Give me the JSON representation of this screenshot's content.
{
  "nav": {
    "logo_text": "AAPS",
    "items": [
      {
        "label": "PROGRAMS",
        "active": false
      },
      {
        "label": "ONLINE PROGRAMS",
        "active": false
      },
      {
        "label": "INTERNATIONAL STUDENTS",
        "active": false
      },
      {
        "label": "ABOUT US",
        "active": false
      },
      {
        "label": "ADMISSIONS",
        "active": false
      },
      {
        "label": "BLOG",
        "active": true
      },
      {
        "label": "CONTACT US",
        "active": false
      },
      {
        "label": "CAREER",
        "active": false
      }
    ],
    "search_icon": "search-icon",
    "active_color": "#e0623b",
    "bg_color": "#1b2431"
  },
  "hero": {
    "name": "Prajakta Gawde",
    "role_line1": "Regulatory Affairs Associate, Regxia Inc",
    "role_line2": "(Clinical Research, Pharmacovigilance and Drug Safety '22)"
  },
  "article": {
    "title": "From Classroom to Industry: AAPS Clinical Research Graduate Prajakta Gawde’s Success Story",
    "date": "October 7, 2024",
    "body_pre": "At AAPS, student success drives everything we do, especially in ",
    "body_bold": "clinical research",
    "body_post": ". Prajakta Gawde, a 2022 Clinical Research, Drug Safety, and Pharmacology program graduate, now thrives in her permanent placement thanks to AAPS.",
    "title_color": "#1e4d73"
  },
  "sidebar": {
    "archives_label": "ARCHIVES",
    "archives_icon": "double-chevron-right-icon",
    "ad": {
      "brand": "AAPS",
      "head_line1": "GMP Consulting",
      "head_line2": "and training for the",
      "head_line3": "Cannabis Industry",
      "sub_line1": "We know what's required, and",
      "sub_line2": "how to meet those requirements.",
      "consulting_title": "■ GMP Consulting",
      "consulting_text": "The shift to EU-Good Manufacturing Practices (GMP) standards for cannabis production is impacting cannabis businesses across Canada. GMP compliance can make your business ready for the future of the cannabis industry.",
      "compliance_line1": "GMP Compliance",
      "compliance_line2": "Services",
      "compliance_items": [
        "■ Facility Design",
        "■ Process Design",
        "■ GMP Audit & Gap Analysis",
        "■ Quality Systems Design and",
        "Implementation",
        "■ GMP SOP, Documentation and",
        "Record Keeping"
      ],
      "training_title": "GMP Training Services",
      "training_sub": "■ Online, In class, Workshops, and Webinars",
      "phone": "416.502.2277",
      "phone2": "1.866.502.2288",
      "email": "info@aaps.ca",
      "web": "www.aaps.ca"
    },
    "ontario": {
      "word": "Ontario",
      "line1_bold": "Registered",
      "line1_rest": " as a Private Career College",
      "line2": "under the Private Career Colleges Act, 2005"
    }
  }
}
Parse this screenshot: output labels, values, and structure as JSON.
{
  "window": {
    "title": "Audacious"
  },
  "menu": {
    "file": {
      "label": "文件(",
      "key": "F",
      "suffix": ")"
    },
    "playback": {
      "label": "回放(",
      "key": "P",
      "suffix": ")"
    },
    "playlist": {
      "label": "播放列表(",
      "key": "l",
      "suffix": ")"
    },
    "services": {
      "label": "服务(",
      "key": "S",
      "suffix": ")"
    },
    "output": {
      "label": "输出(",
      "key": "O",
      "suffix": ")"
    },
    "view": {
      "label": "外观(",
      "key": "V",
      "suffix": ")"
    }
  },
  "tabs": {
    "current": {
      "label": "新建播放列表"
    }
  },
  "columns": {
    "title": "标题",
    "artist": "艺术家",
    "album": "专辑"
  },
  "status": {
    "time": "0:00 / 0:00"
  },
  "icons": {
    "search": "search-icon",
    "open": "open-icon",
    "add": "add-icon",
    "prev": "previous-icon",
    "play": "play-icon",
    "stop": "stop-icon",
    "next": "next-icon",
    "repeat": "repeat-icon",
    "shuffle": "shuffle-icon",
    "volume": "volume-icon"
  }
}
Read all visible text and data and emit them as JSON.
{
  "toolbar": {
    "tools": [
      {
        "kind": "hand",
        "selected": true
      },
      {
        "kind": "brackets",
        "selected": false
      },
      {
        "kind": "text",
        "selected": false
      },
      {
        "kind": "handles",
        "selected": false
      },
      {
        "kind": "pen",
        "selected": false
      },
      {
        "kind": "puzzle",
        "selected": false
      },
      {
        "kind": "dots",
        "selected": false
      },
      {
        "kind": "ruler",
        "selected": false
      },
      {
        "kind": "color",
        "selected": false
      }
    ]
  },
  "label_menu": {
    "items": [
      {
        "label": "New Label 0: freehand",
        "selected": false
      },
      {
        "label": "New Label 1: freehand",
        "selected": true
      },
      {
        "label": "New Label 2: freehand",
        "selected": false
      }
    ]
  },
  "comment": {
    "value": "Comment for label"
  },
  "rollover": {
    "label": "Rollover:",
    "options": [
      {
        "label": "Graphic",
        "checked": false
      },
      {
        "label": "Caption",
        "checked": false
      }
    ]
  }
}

******

#### Do this
All of the entries above should be written out again exactly.

#### Result
Give me the JSON representation of this screenshot's content.
{
  "nav": {
    "logo_text": "AAPS",
    "items": [
      {
        "label": "PROGRAMS",
        "active": false
      },
      {
        "label": "ONLINE PROGRAMS",
        "active": false
      },
      {
        "label": "INTERNATIONAL STUDENTS",
        "active": false
      },
      {
        "label": "ABOUT US",
        "active": false
      },
      {
        "label": "ADMISSIONS",
        "active": false
      },
      {
        "label": "BLOG",
        "active": true
      },
      {
        "label": "CONTACT US",
        "active": false
      },
      {
        "label": "CAREER",
        "active": false
      }
    ],
    "search_icon": "search-icon",
    "active_color": "#e0623b",
    "bg_color": "#1b2431"
  },
  "hero": {
    "name": "Prajakta Gawde",
    "role_line1": "Regulatory Affairs Associate, Regxia Inc",
    "role_line2": "(Clinical Research, Pharmacovigilance and Drug Safety '22)"
  },
  "article": {
    "title": "From Classroom to Industry: AAPS Clinical Research Graduate Prajakta Gawde’s Success Story",
    "date": "October 7, 2024",
    "body_pre": "At AAPS, student success drives everything we do, especially in ",
    "body_bold": "clinical research",
    "body_post": ". Prajakta Gawde, a 2022 Clinical Research, Drug Safety, and Pharmacology program graduate, now thrives in her permanent placement thanks to AAPS.",
    "title_color": "#1e4d73"
  },
  "sidebar": {
    "archives_label": "ARCHIVES",
    "archives_icon": "double-chevron-right-icon",
    "ad": {
      "brand": "AAPS",
      "head_line1": "GMP Consulting",
      "head_line2": "and training for the",
      "head_line3": "Cannabis Industry",
      "sub_line1": "We know what's required, and",
      "sub_line2": "how to meet those requirements.",
      "consulting_title": "■ GMP Consulting",
      "consulting_text": "The shift to EU-Good Manufacturing Practices (GMP) standards for cannabis production is impacting cannabis businesses across Canada. GMP compliance can make your business ready for the future of the cannabis industry.",
      "compliance_line1": "GMP Compliance",
      "compliance_line2": "Services",
      "compliance_items": [
        "■ Facility Design",
        "■ Process Design",
        "■ GMP Audit & Gap Analysis",
        "■ Quality Systems Design and",
        "Implementation",
        "■ GMP SOP, Documentation and",
        "Record Keeping"
      ],
      "training_title": "GMP Training Services",
      "training_sub": "■ Online, In class, Workshops, and Webinars",
      "phone": "416.502.2277",
      "phone2": "1.866.502.2288",
      "email": "info@aaps.ca",
      "web": "www.aaps.ca"
    },
    "ontario": {
      "word": "Ontario",
      "line1_bold": "Registered",
      "line1_rest": " as a Private Career College",
      "line2": "under the Private Career Colleges Act, 2005"
    }
  }
}
Parse this screenshot: output labels, values, and structure as JSON.
{
  "window": {
    "title": "Audacious"
  },
  "menu": {
    "file": {
      "label": "文件(",
      "key": "F",
      "suffix": ")"
    },
    "playback": {
      "label": "回放(",
      "key": "P",
      "suffix": ")"
    },
    "playlist": {
      "label": "播放列表(",
      "key": "l",
      "suffix": ")"
    },
    "services": {
      "label": "服务(",
      "key": "S",
      "suffix": ")"
    },
    "output": {
      "label": "输出(",
      "key": "O",
      "suffix": ")"
    },
    "view": {
      "label": "外观(",
      "key": "V",
      "suffix": ")"
    }
  },
  "tabs": {
    "current": {
      "label": "新建播放列表"
    }
  },
  "columns": {
    "title": "标题",
    "artist": "艺术家",
    "album": "专辑"
  },
  "status": {
    "time": "0:00 / 0:00"
  },
  "icons": {
    "search": "search-icon",
    "open": "open-icon",
    "add": "add-icon",
    "prev": "previous-icon",
    "play": "play-icon",
    "stop": "stop-icon",
    "next": "next-icon",
    "repeat": "repeat-icon",
    "shuffle": "shuffle-icon",
    "volume": "volume-icon"
  }
}
Read all visible text and data and emit them as JSON.
{
  "toolbar": {
    "tools": [
      {
        "kind": "hand",
        "selected": true
      },
      {
        "kind": "brackets",
        "selected": false
      },
      {
        "kind": "text",
        "selected": false
      },
      {
        "kind": "handles",
        "selected": false
      },
      {
        "kind": "pen",
        "selected": false
      },
      {
        "kind": "puzzle",
        "selected": false
      },
      {
        "kind": "dots",
        "selected": false
      },
      {
        "kind": "ruler",
        "selected": false
      },
      {
        "kind": "color",
        "selected": false
      }
    ]
  },
  "label_menu": {
    "items": [
      {
        "label": "New Label 0: freehand",
        "selected": false
      },
      {
        "label": "New Label 1: freehand",
        "selected": true
      },
      {
        "label": "New Label 2: freehand",
        "selected": false
      }
    ]
  },
  "comment": {
    "value": "Comment for label"
  },
  "rollover": {
    "label": "Rollover:",
    "options": [
      {
        "label": "Graphic",
        "checked": false
      },
      {
        "label": "Caption",
        "checked": false
      }
    ]
  }
}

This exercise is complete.